## WHAT IS NEEDED
Pick out every line that holds the string "switches" and copy it.

## RECORD SET
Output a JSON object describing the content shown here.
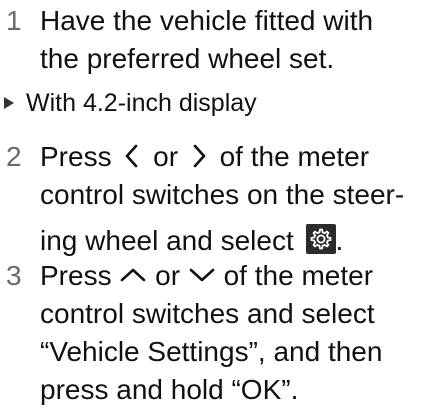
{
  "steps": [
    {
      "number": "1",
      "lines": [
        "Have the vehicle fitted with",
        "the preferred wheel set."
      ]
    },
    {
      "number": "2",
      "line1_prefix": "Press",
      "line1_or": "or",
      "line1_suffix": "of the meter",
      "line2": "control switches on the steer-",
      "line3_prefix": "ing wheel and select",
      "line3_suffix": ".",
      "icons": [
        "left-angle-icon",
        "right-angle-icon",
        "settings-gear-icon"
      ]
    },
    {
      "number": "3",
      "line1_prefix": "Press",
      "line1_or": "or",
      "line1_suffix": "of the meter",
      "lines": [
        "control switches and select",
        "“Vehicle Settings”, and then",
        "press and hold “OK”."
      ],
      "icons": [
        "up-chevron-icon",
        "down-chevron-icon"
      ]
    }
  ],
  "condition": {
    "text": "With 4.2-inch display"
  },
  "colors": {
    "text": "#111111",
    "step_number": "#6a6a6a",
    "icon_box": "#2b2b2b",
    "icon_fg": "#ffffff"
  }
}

## EXPECTED ANSWER
      "line2": "control switches on the steer-",
        "control switches and select",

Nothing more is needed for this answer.